SET PROBLEM: Can you output the material exactly as written, minus any pictures it holds?

== TASK INPUT

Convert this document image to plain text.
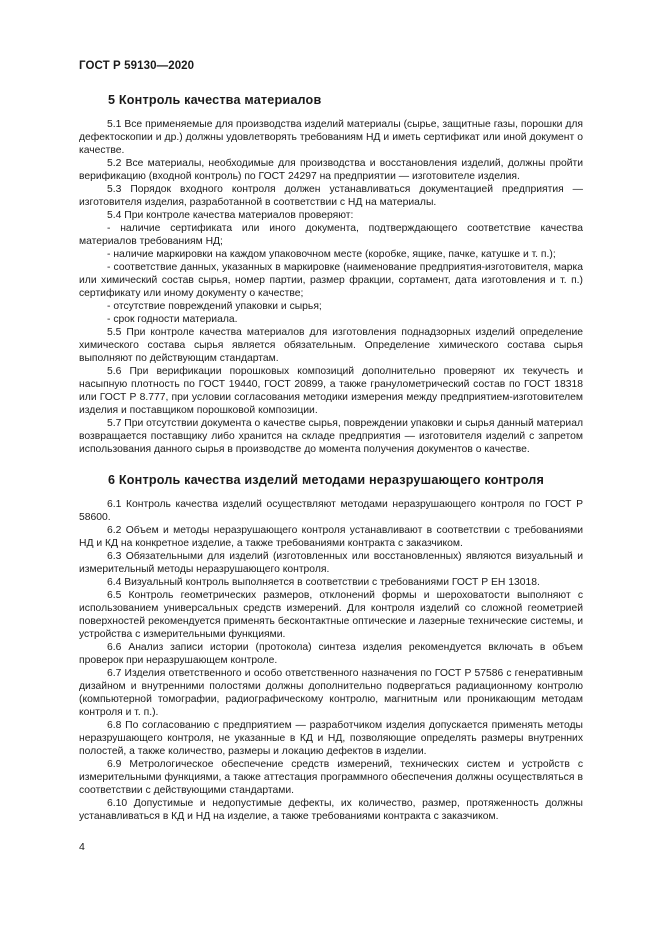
ГОСТ Р 59130—2020
5 Контроль качества материалов

5.1 Все применяемые для производства изделий материалы (сырье, защитные газы, порошки для дефектоскопии и др.) должны удовлетворять требованиям НД и иметь сертификат или иной документ о качестве.

5.2 Все материалы, необходимые для производства и восстановления изделий, должны пройти верификацию (входной контроль) по ГОСТ 24297 на предприятии — изготовителе изделия.

5.3 Порядок входного контроля должен устанавливаться документацией предприятия — изготовителя изделия, разработанной в соответствии с НД на материалы.

5.4 При контроле качества материалов проверяют:

- наличие сертификата или иного документа, подтверждающего соответствие качества материалов требованиям НД;

- наличие маркировки на каждом упаковочном месте (коробке, ящике, пачке, катушке и т. п.);

- соответствие данных, указанных в маркировке (наименование предприятия-изготовителя, марка или химический состав сырья, номер партии, размер фракции, сортамент, дата изготовления и т. п.) сертификату или иному документу о качестве;

- отсутствие повреждений упаковки и сырья;

- срок годности материала.

5.5 При контроле качества материалов для изготовления поднадзорных изделий определение химического состава сырья является обязательным. Определение химического состава сырья выполняют по действующим стандартам.

5.6 При верификации порошковых композиций дополнительно проверяют их текучесть и насыпную плотность по ГОСТ 19440, ГОСТ 20899, а также гранулометрический состав по ГОСТ 18318 или ГОСТ Р 8.777, при условии согласования методики измерения между предприятием-изготовителем изделия и поставщиком порошковой композиции.

5.7 При отсутствии документа о качестве сырья, повреждении упаковки и сырья данный материал возвращается поставщику либо хранится на складе предприятия — изготовителя изделий с запретом использования данного сырья в производстве до момента получения документов о качестве.

6 Контроль качества изделий методами неразрушающего контроля

6.1 Контроль качества изделий осуществляют методами неразрушающего контроля по ГОСТ Р 58600.

6.2 Объем и методы неразрушающего контроля устанавливают в соответствии с требованиями НД и КД на конкретное изделие, а также требованиями контракта с заказчиком.

6.3 Обязательными для изделий (изготовленных или восстановленных) являются визуальный и измерительный методы неразрушающего контроля.

6.4 Визуальный контроль выполняется в соответствии с требованиями ГОСТ Р ЕН 13018.

6.5 Контроль геометрических размеров, отклонений формы и шероховатости выполняют с использованием универсальных средств измерений. Для контроля изделий со сложной геометрией поверхностей рекомендуется применять бесконтактные оптические и лазерные технические системы, и устройства с измерительными функциями.

6.6 Анализ записи истории (протокола) синтеза изделия рекомендуется включать в объем проверок при неразрушающем контроле.

6.7 Изделия ответственного и особо ответственного назначения по ГОСТ Р 57586 с генеративным дизайном и внутренними полостями должны дополнительно подвергаться радиационному контролю (компьютерной томографии, радиографическому контролю, магнитным или проникающим методам контроля и т. п.).

6.8 По согласованию с предприятием — разработчиком изделия допускается применять методы неразрушающего контроля, не указанные в КД и НД, позволяющие определять размеры внутренних полостей, а также количество, размеры и локацию дефектов в изделии.

6.9 Метрологическое обеспечение средств измерений, технических систем и устройств с измерительными функциями, а также аттестация программного обеспечения должны осуществляться в соответствии с действующими стандартами.

6.10 Допустимые и недопустимые дефекты, их количество, размер, протяженность должны устанавливаться в КД и НД на изделие, а также требованиями контракта с заказчиком.

4
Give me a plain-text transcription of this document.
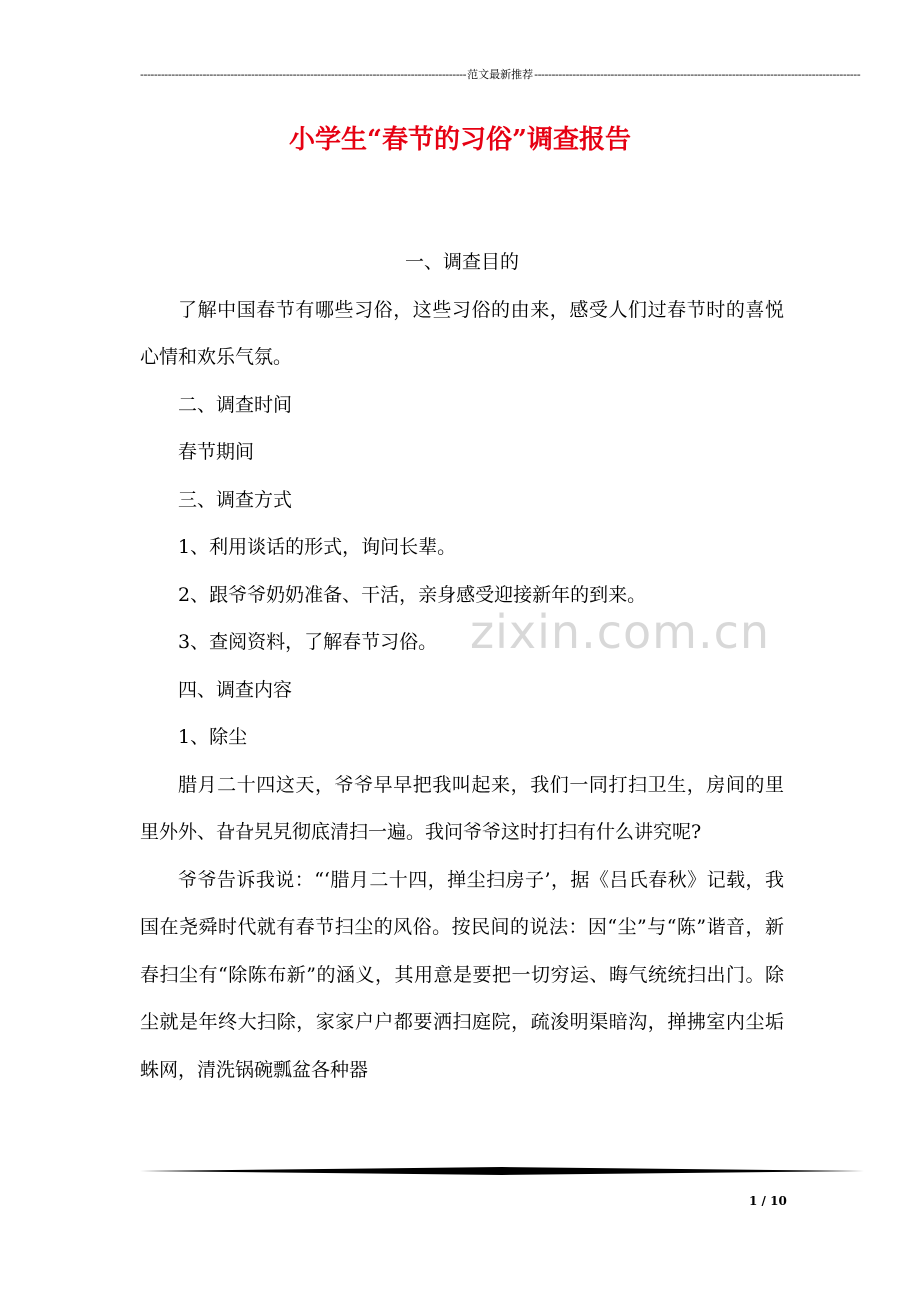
---------------------------------------------------------------------------------------------- 范文最新推荐 ----------------------------------------------------------------------------------------------
小学生“春节的习俗”调查报告

一、调查目的

了解中国春节有哪些习俗，这些习俗的由来，感受人们过春节时的喜悦心情和欢乐气氛。

二、调查时间

春节期间

三、调查方式

1、利用谈话的形式，询问长辈。

2、跟爷爷奶奶准备、干活，亲身感受迎接新年的到来。

3、查阅资料，了解春节习俗。

四、调查内容

1、除尘

腊月二十四这天，爷爷早早把我叫起来，我们一同打扫卫生，房间的里里外外、旮旮旯旯彻底清扫一遍。我问爷爷这时打扫有什么讲究呢?

爷爷告诉我说：“‘腊月二十四，掸尘扫房子’，据《吕氏春秋》记载，我国在尧舜时代就有春节扫尘的风俗。按民间的说法：因“尘”与“陈”谐音，新春扫尘有“除陈布新”的涵义，其用意是要把一切穷运、晦气统统扫出门。除尘就是年终大扫除，家家户户都要洒扫庭院，疏浚明渠暗沟，掸拂室内尘垢蛛网，清洗锅碗瓢盆各种器

zixin.com.cn
1 / 10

====

SOLUTION TO THE PROBLEM:
Convert this document image to plain text.
ГОСТ Р 59130—2020
5 Контроль качества материалов

5.1 Все применяемые для производства изделий материалы (сырье, защитные газы, порошки для дефектоскопии и др.) должны удовлетворять требованиям НД и иметь сертификат или иной документ о качестве.

5.2 Все материалы, необходимые для производства и восстановления изделий, должны пройти верификацию (входной контроль) по ГОСТ 24297 на предприятии — изготовителе изделия.

5.3 Порядок входного контроля должен устанавливаться документацией предприятия — изготовителя изделия, разработанной в соответствии с НД на материалы.

5.4 При контроле качества материалов проверяют:

- наличие сертификата или иного документа, подтверждающего соответствие качества материалов требованиям НД;

- наличие маркировки на каждом упаковочном месте (коробке, ящике, пачке, катушке и т. п.);

- соответствие данных, указанных в маркировке (наименование предприятия-изготовителя, марка или химический состав сырья, номер партии, размер фракции, сортамент, дата изготовления и т. п.) сертификату или иному документу о качестве;

- отсутствие повреждений упаковки и сырья;

- срок годности материала.

5.5 При контроле качества материалов для изготовления поднадзорных изделий определение химического состава сырья является обязательным. Определение химического состава сырья выполняют по действующим стандартам.

5.6 При верификации порошковых композиций дополнительно проверяют их текучесть и насыпную плотность по ГОСТ 19440, ГОСТ 20899, а также гранулометрический состав по ГОСТ 18318 или ГОСТ Р 8.777, при условии согласования методики измерения между предприятием-изготовителем изделия и поставщиком порошковой композиции.

5.7 При отсутствии документа о качестве сырья, повреждении упаковки и сырья данный материал возвращается поставщику либо хранится на складе предприятия — изготовителя изделий с запретом использования данного сырья в производстве до момента получения документов о качестве.

6 Контроль качества изделий методами неразрушающего контроля

6.1 Контроль качества изделий осуществляют методами неразрушающего контроля по ГОСТ Р 58600.

6.2 Объем и методы неразрушающего контроля устанавливают в соответствии с требованиями НД и КД на конкретное изделие, а также требованиями контракта с заказчиком.

6.3 Обязательными для изделий (изготовленных или восстановленных) являются визуальный и измерительный методы неразрушающего контроля.

6.4 Визуальный контроль выполняется в соответствии с требованиями ГОСТ Р ЕН 13018.

6.5 Контроль геометрических размеров, отклонений формы и шероховатости выполняют с использованием универсальных средств измерений. Для контроля изделий со сложной геометрией поверхностей рекомендуется применять бесконтактные оптические и лазерные технические системы, и устройства с измерительными функциями.

6.6 Анализ записи истории (протокола) синтеза изделия рекомендуется включать в объем проверок при неразрушающем контроле.

6.7 Изделия ответственного и особо ответственного назначения по ГОСТ Р 57586 с генеративным дизайном и внутренними полостями должны дополнительно подвергаться радиационному контролю (компьютерной томографии, радиографическому контролю, магнитным или проникающим методам контроля и т. п.).

6.8 По согласованию с предприятием — разработчиком изделия допускается применять методы неразрушающего контроля, не указанные в КД и НД, позволяющие определять размеры внутренних полостей, а также количество, размеры и локацию дефектов в изделии.

6.9 Метрологическое обеспечение средств измерений, технических систем и устройств с измерительными функциями, а также аттестация программного обеспечения должны осуществляться в соответствии с действующими стандартами.

6.10 Допустимые и недопустимые дефекты, их количество, размер, протяженность должны устанавливаться в КД и НД на изделие, а также требованиями контракта с заказчиком.

4
Give me a plain-text transcription of this document.
---------------------------------------------------------------------------------------------- 范文最新推荐 ----------------------------------------------------------------------------------------------
小学生“春节的习俗”调查报告

一、调查目的

了解中国春节有哪些习俗，这些习俗的由来，感受人们过春节时的喜悦心情和欢乐气氛。

二、调查时间

春节期间

三、调查方式

1、利用谈话的形式，询问长辈。

2、跟爷爷奶奶准备、干活，亲身感受迎接新年的到来。

3、查阅资料，了解春节习俗。

四、调查内容

1、除尘

腊月二十四这天，爷爷早早把我叫起来，我们一同打扫卫生，房间的里里外外、旮旮旯旯彻底清扫一遍。我问爷爷这时打扫有什么讲究呢?

爷爷告诉我说：“‘腊月二十四，掸尘扫房子’，据《吕氏春秋》记载，我国在尧舜时代就有春节扫尘的风俗。按民间的说法：因“尘”与“陈”谐音，新春扫尘有“除陈布新”的涵义，其用意是要把一切穷运、晦气统统扫出门。除尘就是年终大扫除，家家户户都要洒扫庭院，疏浚明渠暗沟，掸拂室内尘垢蛛网，清洗锅碗瓢盆各种器

zixin.com.cn
1 / 10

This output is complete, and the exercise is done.